Source extract ::

- - - -

Space at a transit center in the heart of a growing downtown should be at a premium. Strangely, The Bellevue Transit Center has a 2,100 square foot building uselessly taking up space. Here’s why I think it should be repurposed, and I’d love to see some ideas on how that could happen. First, a bit about what is there: the Bellevue Transit Center has 12 bays, 23 bus lines, and thousands of passengers every day. It also has the Bellevue Rider Services Building, which Sound Transit described in 2008 as
…adjacent to the Bellevue Transit Center. Several rider amenities are available including transit schedules and other rider information, public phones, community information, bike racks and public restrooms. The building also houses a station for the Bellevue City Police.
The majority of the stations users are workers in the core of Bellevue. They are extremely likely to have access to transit schedules via computer or smartphone. They are also unlikely to need a public phone (wait, there are still public phones?), or access to paper community information. There are no bike racks in the building (though there are *many* in the nearby area), and the police station closed 3 years ago. A bike shop apparently was in the building several years ago, but it failed. In addition, just a few feet away is a small building attached to the transit center that housed a ticket office at one point. Now, it is a very expensive and big map holder so you can find your bus in the 12 bays of the transit center.
Before going forward, you have to wonder what Sound Transit and the city of Bellevue were thinking here. In 2006, payphones had all but gone the way of the dodo bird, and the city of Bellevue’s Police headquarters is two blocks away — why would they need a station so close by? The public restrooms are a nice item to have, but I’m frankly surprised they have lasted – Seattle’s experiment with public restrooms didn’t go as well. A recent visit to the bathroom showed that they were dirty and almost unusable. Overall, it seems like the building you would want in 1985, not in 2006 and certainly not in 2014.

- - - -

Data segment ::
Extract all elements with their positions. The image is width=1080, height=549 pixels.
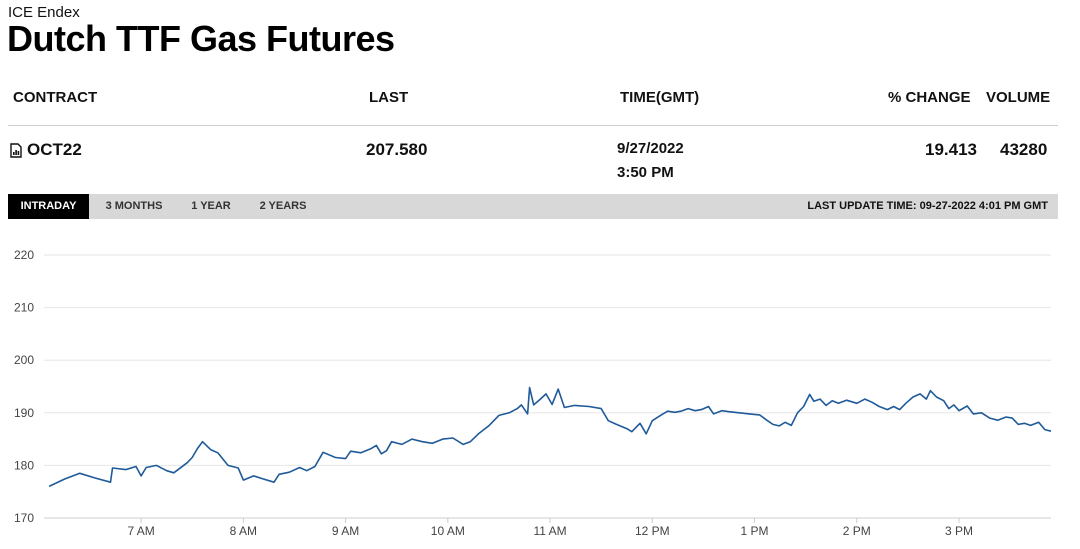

- - - -

Reproduce the passage of the Bellevue Transit Center text between "Before going forward, you" and "not in 2014.", inclusive.

Before going forward, you have to wonder what Sound Transit and the city of Bellevue were thinking here. In 2006, payphones had all but gone the way of the dodo bird, and the city of Bellevue’s Police headquarters is two blocks away — why would they need a station so close by? The public restrooms are a nice item to have, but I’m frankly surprised they have lasted – Seattle’s experiment with public restrooms didn’t go as well. A recent visit to the bathroom showed that they were dirty and almost unusable. Overall, it seems like the building you would want in 1985, not in 2006 and certainly not in 2014.